Source material =>
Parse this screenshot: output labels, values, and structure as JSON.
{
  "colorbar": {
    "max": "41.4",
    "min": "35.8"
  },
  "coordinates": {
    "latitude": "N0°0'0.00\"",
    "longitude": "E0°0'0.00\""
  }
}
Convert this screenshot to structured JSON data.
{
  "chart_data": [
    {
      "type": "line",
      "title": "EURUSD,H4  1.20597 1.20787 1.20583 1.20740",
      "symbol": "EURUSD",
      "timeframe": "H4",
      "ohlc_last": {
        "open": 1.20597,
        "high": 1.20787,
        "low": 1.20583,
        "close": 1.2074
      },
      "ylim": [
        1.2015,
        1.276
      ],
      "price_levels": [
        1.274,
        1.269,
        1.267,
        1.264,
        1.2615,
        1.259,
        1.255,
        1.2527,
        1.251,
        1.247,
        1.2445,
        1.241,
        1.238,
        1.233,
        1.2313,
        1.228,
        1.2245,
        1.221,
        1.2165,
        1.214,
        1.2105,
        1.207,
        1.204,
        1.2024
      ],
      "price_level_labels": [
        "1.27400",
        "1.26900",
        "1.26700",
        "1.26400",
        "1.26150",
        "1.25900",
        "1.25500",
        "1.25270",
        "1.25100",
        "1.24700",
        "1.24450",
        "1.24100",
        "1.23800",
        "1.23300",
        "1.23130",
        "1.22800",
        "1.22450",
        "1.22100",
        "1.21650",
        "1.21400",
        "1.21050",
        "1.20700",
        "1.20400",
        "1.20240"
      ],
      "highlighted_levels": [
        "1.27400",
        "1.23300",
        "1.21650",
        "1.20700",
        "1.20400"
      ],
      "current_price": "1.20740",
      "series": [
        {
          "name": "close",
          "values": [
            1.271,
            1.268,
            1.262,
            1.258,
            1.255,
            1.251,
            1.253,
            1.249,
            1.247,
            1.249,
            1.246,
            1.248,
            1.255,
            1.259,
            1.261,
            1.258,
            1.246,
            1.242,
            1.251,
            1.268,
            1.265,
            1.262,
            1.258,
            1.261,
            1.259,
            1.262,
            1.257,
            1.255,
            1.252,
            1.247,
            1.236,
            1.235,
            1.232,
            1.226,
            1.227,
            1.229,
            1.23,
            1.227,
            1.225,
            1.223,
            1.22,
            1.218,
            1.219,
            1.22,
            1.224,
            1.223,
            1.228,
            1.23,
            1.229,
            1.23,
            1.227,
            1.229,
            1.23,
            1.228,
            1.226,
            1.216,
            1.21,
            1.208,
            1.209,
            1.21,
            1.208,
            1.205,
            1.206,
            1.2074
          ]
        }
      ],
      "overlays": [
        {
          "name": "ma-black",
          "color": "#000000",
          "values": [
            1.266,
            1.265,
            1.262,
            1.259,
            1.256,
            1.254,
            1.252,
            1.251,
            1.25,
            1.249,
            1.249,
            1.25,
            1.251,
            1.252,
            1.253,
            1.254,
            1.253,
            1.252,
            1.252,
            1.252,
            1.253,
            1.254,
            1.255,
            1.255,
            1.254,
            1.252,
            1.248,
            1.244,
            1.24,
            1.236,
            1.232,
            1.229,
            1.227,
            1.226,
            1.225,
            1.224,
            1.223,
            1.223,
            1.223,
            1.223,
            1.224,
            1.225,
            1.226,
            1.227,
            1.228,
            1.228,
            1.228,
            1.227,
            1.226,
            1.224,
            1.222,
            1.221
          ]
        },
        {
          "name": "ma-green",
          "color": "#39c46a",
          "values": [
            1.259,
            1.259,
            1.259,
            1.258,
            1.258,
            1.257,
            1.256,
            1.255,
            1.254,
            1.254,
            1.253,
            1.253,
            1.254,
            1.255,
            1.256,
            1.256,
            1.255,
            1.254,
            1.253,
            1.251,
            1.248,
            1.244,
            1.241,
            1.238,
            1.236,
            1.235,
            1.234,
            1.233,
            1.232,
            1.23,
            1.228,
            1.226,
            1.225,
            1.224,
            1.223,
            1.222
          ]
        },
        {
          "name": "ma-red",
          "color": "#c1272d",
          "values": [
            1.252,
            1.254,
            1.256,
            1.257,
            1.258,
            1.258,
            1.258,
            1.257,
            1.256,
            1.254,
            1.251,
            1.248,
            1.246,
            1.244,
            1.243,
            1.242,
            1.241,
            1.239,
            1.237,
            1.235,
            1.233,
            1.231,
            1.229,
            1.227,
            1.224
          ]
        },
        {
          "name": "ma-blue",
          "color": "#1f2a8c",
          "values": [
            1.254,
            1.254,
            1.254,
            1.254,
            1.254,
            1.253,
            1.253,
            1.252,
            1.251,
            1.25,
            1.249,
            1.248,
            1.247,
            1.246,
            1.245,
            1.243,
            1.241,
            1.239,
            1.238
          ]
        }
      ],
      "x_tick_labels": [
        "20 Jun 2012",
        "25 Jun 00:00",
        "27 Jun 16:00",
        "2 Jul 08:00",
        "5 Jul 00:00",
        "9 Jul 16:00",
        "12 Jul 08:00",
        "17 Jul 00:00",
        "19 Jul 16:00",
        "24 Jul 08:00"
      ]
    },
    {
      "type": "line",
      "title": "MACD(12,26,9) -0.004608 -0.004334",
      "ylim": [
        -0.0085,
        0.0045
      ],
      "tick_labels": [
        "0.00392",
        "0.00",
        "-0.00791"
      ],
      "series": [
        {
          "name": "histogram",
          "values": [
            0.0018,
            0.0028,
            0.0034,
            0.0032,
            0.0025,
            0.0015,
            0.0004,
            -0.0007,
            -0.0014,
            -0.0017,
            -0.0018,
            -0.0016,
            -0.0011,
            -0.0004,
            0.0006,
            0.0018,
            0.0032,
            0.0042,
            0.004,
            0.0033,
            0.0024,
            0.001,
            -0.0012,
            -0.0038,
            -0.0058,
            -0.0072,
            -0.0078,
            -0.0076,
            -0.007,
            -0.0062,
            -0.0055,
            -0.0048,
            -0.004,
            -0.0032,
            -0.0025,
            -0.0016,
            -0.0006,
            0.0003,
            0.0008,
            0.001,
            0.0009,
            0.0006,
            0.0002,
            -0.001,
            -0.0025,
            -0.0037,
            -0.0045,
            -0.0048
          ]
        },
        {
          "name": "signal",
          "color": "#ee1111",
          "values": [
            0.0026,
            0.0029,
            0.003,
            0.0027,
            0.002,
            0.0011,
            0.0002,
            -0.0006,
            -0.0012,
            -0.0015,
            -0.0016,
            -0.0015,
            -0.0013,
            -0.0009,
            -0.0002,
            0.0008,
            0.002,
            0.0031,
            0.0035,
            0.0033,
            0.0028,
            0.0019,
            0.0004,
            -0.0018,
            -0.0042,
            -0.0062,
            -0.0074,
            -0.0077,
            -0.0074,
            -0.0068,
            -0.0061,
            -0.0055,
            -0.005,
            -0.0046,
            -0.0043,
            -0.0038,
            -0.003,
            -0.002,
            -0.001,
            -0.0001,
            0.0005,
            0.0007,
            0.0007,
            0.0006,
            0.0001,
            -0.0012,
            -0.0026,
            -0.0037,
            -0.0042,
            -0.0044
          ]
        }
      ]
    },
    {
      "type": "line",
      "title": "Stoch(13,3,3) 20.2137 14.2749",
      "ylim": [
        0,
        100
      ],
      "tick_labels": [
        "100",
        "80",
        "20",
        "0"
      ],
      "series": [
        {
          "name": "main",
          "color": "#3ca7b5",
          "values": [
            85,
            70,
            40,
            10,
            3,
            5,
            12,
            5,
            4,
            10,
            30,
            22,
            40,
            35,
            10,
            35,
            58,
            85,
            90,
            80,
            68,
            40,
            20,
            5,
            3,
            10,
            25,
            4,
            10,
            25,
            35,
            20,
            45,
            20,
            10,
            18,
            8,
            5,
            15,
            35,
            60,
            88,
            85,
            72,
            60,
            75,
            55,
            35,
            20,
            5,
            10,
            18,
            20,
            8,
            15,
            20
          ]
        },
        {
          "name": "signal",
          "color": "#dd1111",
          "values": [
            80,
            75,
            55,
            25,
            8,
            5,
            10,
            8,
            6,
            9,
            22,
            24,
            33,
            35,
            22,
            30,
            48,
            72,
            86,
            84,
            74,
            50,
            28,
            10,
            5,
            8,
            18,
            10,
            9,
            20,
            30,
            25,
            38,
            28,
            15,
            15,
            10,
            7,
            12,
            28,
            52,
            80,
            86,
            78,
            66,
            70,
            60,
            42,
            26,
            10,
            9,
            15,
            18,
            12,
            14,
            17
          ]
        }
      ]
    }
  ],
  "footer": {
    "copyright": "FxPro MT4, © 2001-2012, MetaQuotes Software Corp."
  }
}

Task goal => Copy out every line of the data that includes the word "title".

Task solution =>
      "title": "EURUSD,H4  1.20597 1.20787 1.20583 1.20740",
      "title": "MACD(12,26,9) -0.004608 -0.004334",
      "title": "Stoch(13,3,3) 20.2137 14.2749",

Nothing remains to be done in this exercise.